-- DATA IN THIS EXERCISE start --

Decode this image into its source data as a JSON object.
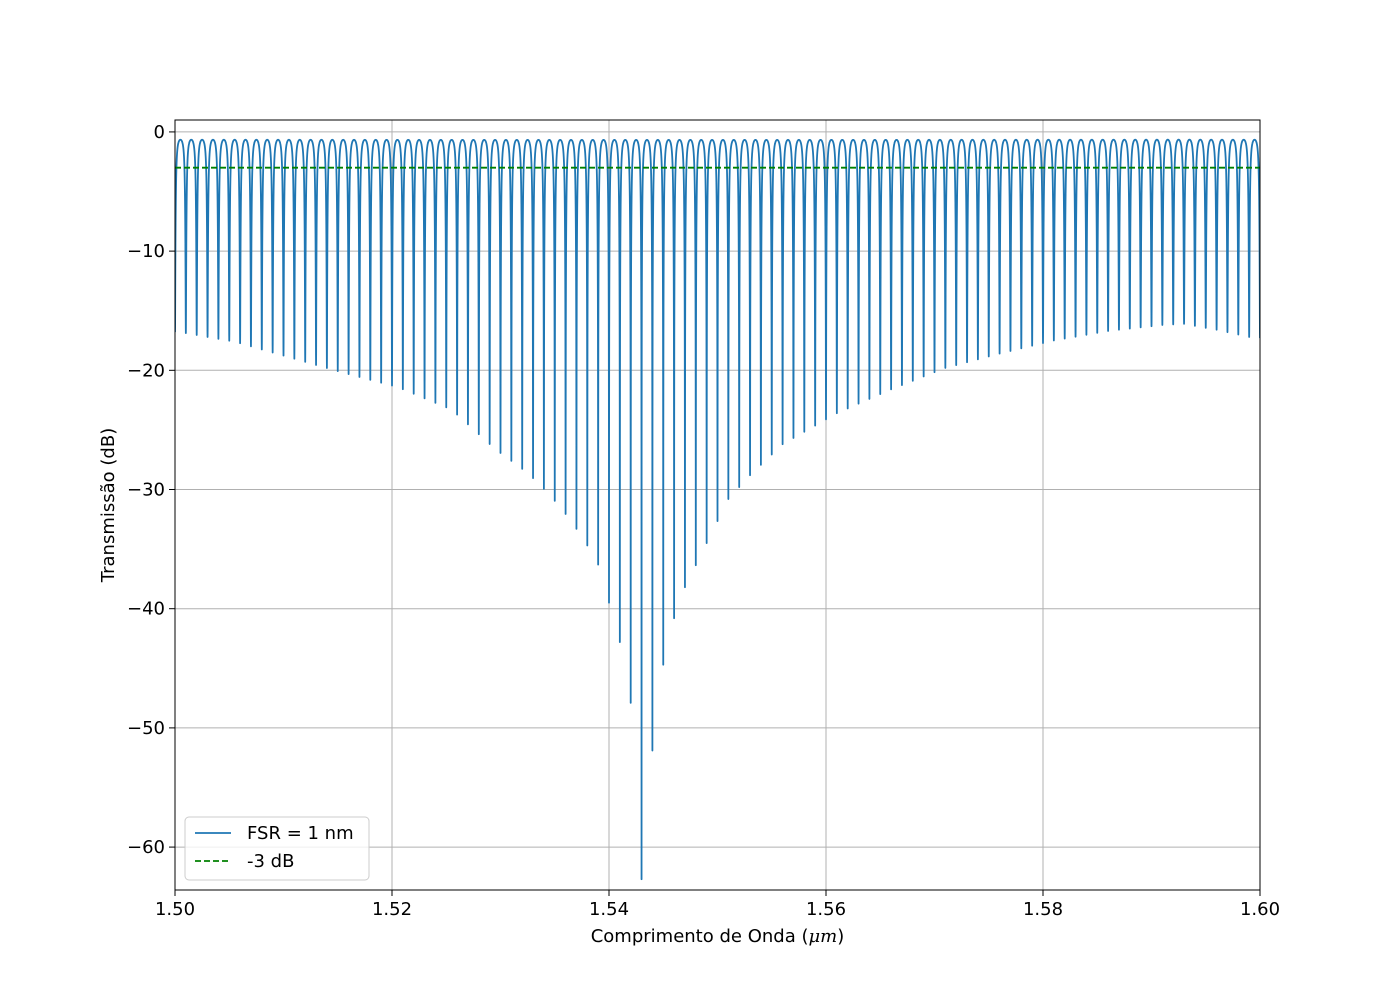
{
  "chart_data": {
    "type": "line",
    "title": "",
    "xlabel_prefix": "Comprimento de Onda (",
    "xlabel_unit": "μm",
    "xlabel_suffix": ")",
    "ylabel": "Transmissão (dB)",
    "xlim": [
      1.5,
      1.6
    ],
    "ylim": [
      -63.6,
      1.0
    ],
    "xticks": [
      1.5,
      1.52,
      1.54,
      1.56,
      1.58,
      1.6
    ],
    "xtick_labels": [
      "1.50",
      "1.52",
      "1.54",
      "1.56",
      "1.58",
      "1.60"
    ],
    "yticks": [
      0,
      -10,
      -20,
      -30,
      -40,
      -50,
      -60
    ],
    "ytick_labels": [
      "0",
      "−10",
      "−20",
      "−30",
      "−40",
      "−50",
      "−60"
    ],
    "grid": true,
    "legend": {
      "placement": "lower-left"
    },
    "series": [
      {
        "name": "FSR = 1 nm",
        "color": "#1f77b4",
        "style": "solid",
        "fsr_um": 0.001,
        "peak_db": 0,
        "deepest_notch": {
          "x": 1.543,
          "y": -62.7
        },
        "notch_minima": [
          {
            "x": 1.5005,
            "y": -16.8
          },
          {
            "x": 1.5055,
            "y": -17.6
          },
          {
            "x": 1.5105,
            "y": -18.9
          },
          {
            "x": 1.5155,
            "y": -20.2
          },
          {
            "x": 1.5205,
            "y": -21.4
          },
          {
            "x": 1.5255,
            "y": -23.3
          },
          {
            "x": 1.5295,
            "y": -26.6
          },
          {
            "x": 1.5325,
            "y": -28.6
          },
          {
            "x": 1.5345,
            "y": -30.4
          },
          {
            "x": 1.5365,
            "y": -32.6
          },
          {
            "x": 1.5385,
            "y": -35.4
          },
          {
            "x": 1.5395,
            "y": -37.2
          },
          {
            "x": 1.54,
            "y": -39.5
          },
          {
            "x": 1.541,
            "y": -42.8
          },
          {
            "x": 1.542,
            "y": -47.9
          },
          {
            "x": 1.543,
            "y": -62.7
          },
          {
            "x": 1.544,
            "y": -51.9
          },
          {
            "x": 1.545,
            "y": -44.7
          },
          {
            "x": 1.546,
            "y": -40.8
          },
          {
            "x": 1.547,
            "y": -38.2
          },
          {
            "x": 1.549,
            "y": -34.5
          },
          {
            "x": 1.551,
            "y": -30.8
          },
          {
            "x": 1.553,
            "y": -28.8
          },
          {
            "x": 1.556,
            "y": -26.2
          },
          {
            "x": 1.561,
            "y": -23.6
          },
          {
            "x": 1.566,
            "y": -21.6
          },
          {
            "x": 1.571,
            "y": -19.8
          },
          {
            "x": 1.576,
            "y": -18.6
          },
          {
            "x": 1.581,
            "y": -17.5
          },
          {
            "x": 1.586,
            "y": -16.7
          },
          {
            "x": 1.591,
            "y": -16.2
          },
          {
            "x": 1.593,
            "y": -16.1
          },
          {
            "x": 1.596,
            "y": -16.6
          },
          {
            "x": 1.5995,
            "y": -17.3
          }
        ]
      },
      {
        "name": "-3 dB",
        "color": "#008000",
        "style": "dashed",
        "y": -3
      }
    ]
  }
}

-- DATA IN THIS EXERCISE end --

* REQUIREMENTS *
In your copy, repeat each record exactly and include no pictures.

* PROBLEM SOLUTION *
Decode this image into its source data as a JSON object.
{
  "chart_data": {
    "type": "line",
    "title": "",
    "xlabel_prefix": "Comprimento de Onda (",
    "xlabel_unit": "μm",
    "xlabel_suffix": ")",
    "ylabel": "Transmissão (dB)",
    "xlim": [
      1.5,
      1.6
    ],
    "ylim": [
      -63.6,
      1.0
    ],
    "xticks": [
      1.5,
      1.52,
      1.54,
      1.56,
      1.58,
      1.6
    ],
    "xtick_labels": [
      "1.50",
      "1.52",
      "1.54",
      "1.56",
      "1.58",
      "1.60"
    ],
    "yticks": [
      0,
      -10,
      -20,
      -30,
      -40,
      -50,
      -60
    ],
    "ytick_labels": [
      "0",
      "−10",
      "−20",
      "−30",
      "−40",
      "−50",
      "−60"
    ],
    "grid": true,
    "legend": {
      "placement": "lower-left"
    },
    "series": [
      {
        "name": "FSR = 1 nm",
        "color": "#1f77b4",
        "style": "solid",
        "fsr_um": 0.001,
        "peak_db": 0,
        "deepest_notch": {
          "x": 1.543,
          "y": -62.7
        },
        "notch_minima": [
          {
            "x": 1.5005,
            "y": -16.8
          },
          {
            "x": 1.5055,
            "y": -17.6
          },
          {
            "x": 1.5105,
            "y": -18.9
          },
          {
            "x": 1.5155,
            "y": -20.2
          },
          {
            "x": 1.5205,
            "y": -21.4
          },
          {
            "x": 1.5255,
            "y": -23.3
          },
          {
            "x": 1.5295,
            "y": -26.6
          },
          {
            "x": 1.5325,
            "y": -28.6
          },
          {
            "x": 1.5345,
            "y": -30.4
          },
          {
            "x": 1.5365,
            "y": -32.6
          },
          {
            "x": 1.5385,
            "y": -35.4
          },
          {
            "x": 1.5395,
            "y": -37.2
          },
          {
            "x": 1.54,
            "y": -39.5
          },
          {
            "x": 1.541,
            "y": -42.8
          },
          {
            "x": 1.542,
            "y": -47.9
          },
          {
            "x": 1.543,
            "y": -62.7
          },
          {
            "x": 1.544,
            "y": -51.9
          },
          {
            "x": 1.545,
            "y": -44.7
          },
          {
            "x": 1.546,
            "y": -40.8
          },
          {
            "x": 1.547,
            "y": -38.2
          },
          {
            "x": 1.549,
            "y": -34.5
          },
          {
            "x": 1.551,
            "y": -30.8
          },
          {
            "x": 1.553,
            "y": -28.8
          },
          {
            "x": 1.556,
            "y": -26.2
          },
          {
            "x": 1.561,
            "y": -23.6
          },
          {
            "x": 1.566,
            "y": -21.6
          },
          {
            "x": 1.571,
            "y": -19.8
          },
          {
            "x": 1.576,
            "y": -18.6
          },
          {
            "x": 1.581,
            "y": -17.5
          },
          {
            "x": 1.586,
            "y": -16.7
          },
          {
            "x": 1.591,
            "y": -16.2
          },
          {
            "x": 1.593,
            "y": -16.1
          },
          {
            "x": 1.596,
            "y": -16.6
          },
          {
            "x": 1.5995,
            "y": -17.3
          }
        ]
      },
      {
        "name": "-3 dB",
        "color": "#008000",
        "style": "dashed",
        "y": -3
      }
    ]
  }
}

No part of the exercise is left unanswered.